• [EXERCISE AIM]: Below is a listing; copy all of it exactly.

• [THE DATA]:
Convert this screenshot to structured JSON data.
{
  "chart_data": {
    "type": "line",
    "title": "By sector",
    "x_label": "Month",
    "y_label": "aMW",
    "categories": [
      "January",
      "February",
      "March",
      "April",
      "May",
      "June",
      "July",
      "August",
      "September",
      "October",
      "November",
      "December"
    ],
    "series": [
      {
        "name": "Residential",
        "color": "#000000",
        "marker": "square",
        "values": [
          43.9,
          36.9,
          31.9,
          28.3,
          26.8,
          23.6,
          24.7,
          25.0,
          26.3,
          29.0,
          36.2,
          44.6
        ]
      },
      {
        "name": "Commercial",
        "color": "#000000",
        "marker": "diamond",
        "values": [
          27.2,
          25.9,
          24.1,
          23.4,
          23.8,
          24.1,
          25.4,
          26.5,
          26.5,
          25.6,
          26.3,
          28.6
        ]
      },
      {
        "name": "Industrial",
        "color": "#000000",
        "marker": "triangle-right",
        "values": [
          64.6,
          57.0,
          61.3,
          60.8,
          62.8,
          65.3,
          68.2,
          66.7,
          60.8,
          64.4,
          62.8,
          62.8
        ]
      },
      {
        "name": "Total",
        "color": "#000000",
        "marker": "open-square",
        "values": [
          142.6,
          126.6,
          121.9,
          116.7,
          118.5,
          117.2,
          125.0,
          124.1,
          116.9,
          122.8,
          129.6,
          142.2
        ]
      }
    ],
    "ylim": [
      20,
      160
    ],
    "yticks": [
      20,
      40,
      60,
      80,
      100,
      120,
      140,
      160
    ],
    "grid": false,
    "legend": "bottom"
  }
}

• [WRITTEN REPLY]:
Convert this screenshot to structured JSON data.
{
  "chart_data": {
    "type": "line",
    "title": "By sector",
    "x_label": "Month",
    "y_label": "aMW",
    "categories": [
      "January",
      "February",
      "March",
      "April",
      "May",
      "June",
      "July",
      "August",
      "September",
      "October",
      "November",
      "December"
    ],
    "series": [
      {
        "name": "Residential",
        "color": "#000000",
        "marker": "square",
        "values": [
          43.9,
          36.9,
          31.9,
          28.3,
          26.8,
          23.6,
          24.7,
          25.0,
          26.3,
          29.0,
          36.2,
          44.6
        ]
      },
      {
        "name": "Commercial",
        "color": "#000000",
        "marker": "diamond",
        "values": [
          27.2,
          25.9,
          24.1,
          23.4,
          23.8,
          24.1,
          25.4,
          26.5,
          26.5,
          25.6,
          26.3,
          28.6
        ]
      },
      {
        "name": "Industrial",
        "color": "#000000",
        "marker": "triangle-right",
        "values": [
          64.6,
          57.0,
          61.3,
          60.8,
          62.8,
          65.3,
          68.2,
          66.7,
          60.8,
          64.4,
          62.8,
          62.8
        ]
      },
      {
        "name": "Total",
        "color": "#000000",
        "marker": "open-square",
        "values": [
          142.6,
          126.6,
          121.9,
          116.7,
          118.5,
          117.2,
          125.0,
          124.1,
          116.9,
          122.8,
          129.6,
          142.2
        ]
      }
    ],
    "ylim": [
      20,
      160
    ],
    "yticks": [
      20,
      40,
      60,
      80,
      100,
      120,
      140,
      160
    ],
    "grid": false,
    "legend": "bottom"
  }
}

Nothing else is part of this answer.